Puis, c’est la Cagoule qui, par la force des événements devient le centre de vos préoccupations. Le public, en réalité, n’en sut jamais grand chose, cependant ce complot avait pour but l’alignement du régime de notre pays sur celui de l’Allemagne et de l’Italie. Les Cagoulards furent en France les agents les plus efficients de l’étranger dont ils recevaient argent et armement. Ils se livrèrent à diverses activités criminelles sur notre territoire afin de jeter le trouble dans les esprits et de créer une atmosphère de terreur sociale.

C’est ainsi que vous avez eu à connaître plus particulièrement des assassinats de NAVACHINE, au Bois de Boulogne, de LAETITIA TOUREAUX, dans le métro, des frères ROSSELLI à BAGNOLES-DE-L’ORNE, des attentats par explosifs de la place de l’Etoile et à l’Aérodrome de TOUSSUS-LE­NOBLE, ainsi que d’autres en Province. La liste est longue. Mais, je ne peux m’empêcher de rappeler que certains de ceux dont vous aviez chargé vos commissaires et inspecteurs d’identifier et d’arrêter, vous les avez retrouvés en 1940, à VICHY, au premier rang de la révolution nationale. Ils tenaient des leviers de commande dans le gouvernement. A noter que le IIIe Reich s’était empressé de faire libérer de prison tous ceux qui avaient été arrêtés.

*DONNÉES FOURNIES*
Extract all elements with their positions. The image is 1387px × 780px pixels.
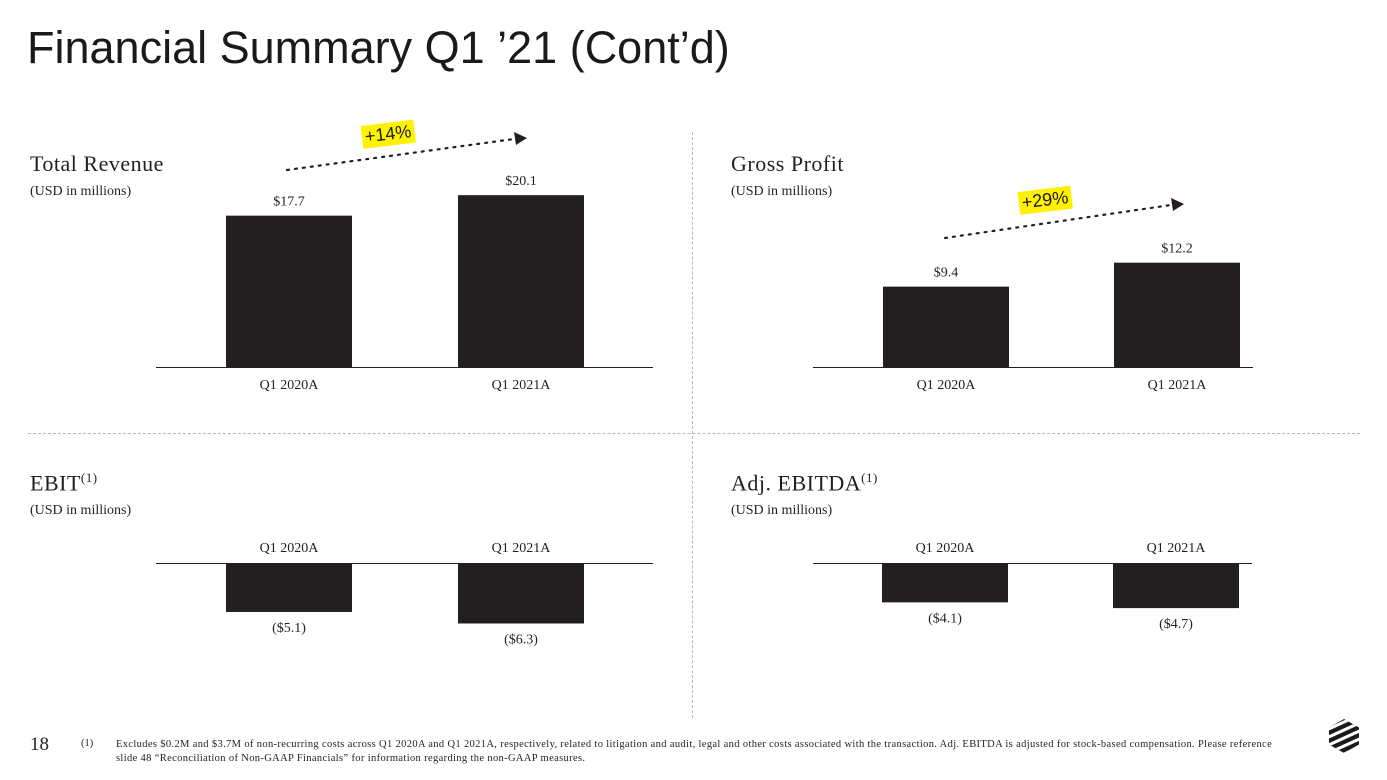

*CONSIGNES DES TÂCHES*
[1] Relevez tous les assassinats et attentats que l'extrait sur la Cagoule désigne nommément, avec le lieu indiqué pour chacun.
[2] Poursuivez l'extrait sur la Cagoule à partir de sa dernière phrase.

*RÉPONSES PAR TÂCHE*
[1]
- L'assassinat de Navachine, au Bois de Boulogne
- L'assassinat de Laetitia Toureaux, dans le métro
- L'assassinat des frères Rosselli, à Bagnoles-de-l'Orne
- L'attentat par explosifs de la place de l'Etoile
- L'attentat par explosifs à l'aérodrome de Toussus-le-Noble

[2]
Le 23 Juin 1941, c’est l’assassinat à MONTELIMAR, de Marx DORMOY qui, comme Ministre de l’Intérieur, avait porté de rudes coups à la Cagoule. Grâce aux dispositions immédiatement prises, les trois assassins, ex-cagoulards, sont arrêtés. Il était temps; car parmi les documents découverts se trouvait la liste d’autres personnalités à abattre. Mais, lors de l’occupation de la zone Sud, GEISLER, le Chef de la Gestapo, en poste à VICHY, s’empresse de faire remettre tout le monde en liberté.

En dehors de ces crimes retentissants, vous avez eu à coiffer bien d’autres affaires judiciaires. C’est encore à vous que revient le mérite d’avoir, grâce à votre organisation, fait détruire les premiers gangs, dits de « traction avant ». Leurs agressions souvent suivies de mort, inquiétaient le public, en raison de leur impunité. Il faut bien admettre que vos activités diverses commençaient à inquiéter l’occupant, car la Gestapo, au mois d’Avril 1942, obtenait que vous soyez relevé de vos fonctions d’Inspecteur Général des Services de Police Criminelle. Ainsi que vous le voyez, Mesdames et Messieurs, la carrière administrative de Pierre MONDANEL fut particulièrement brillante. Elle est restée un exemple pour la Sûreté Nationale.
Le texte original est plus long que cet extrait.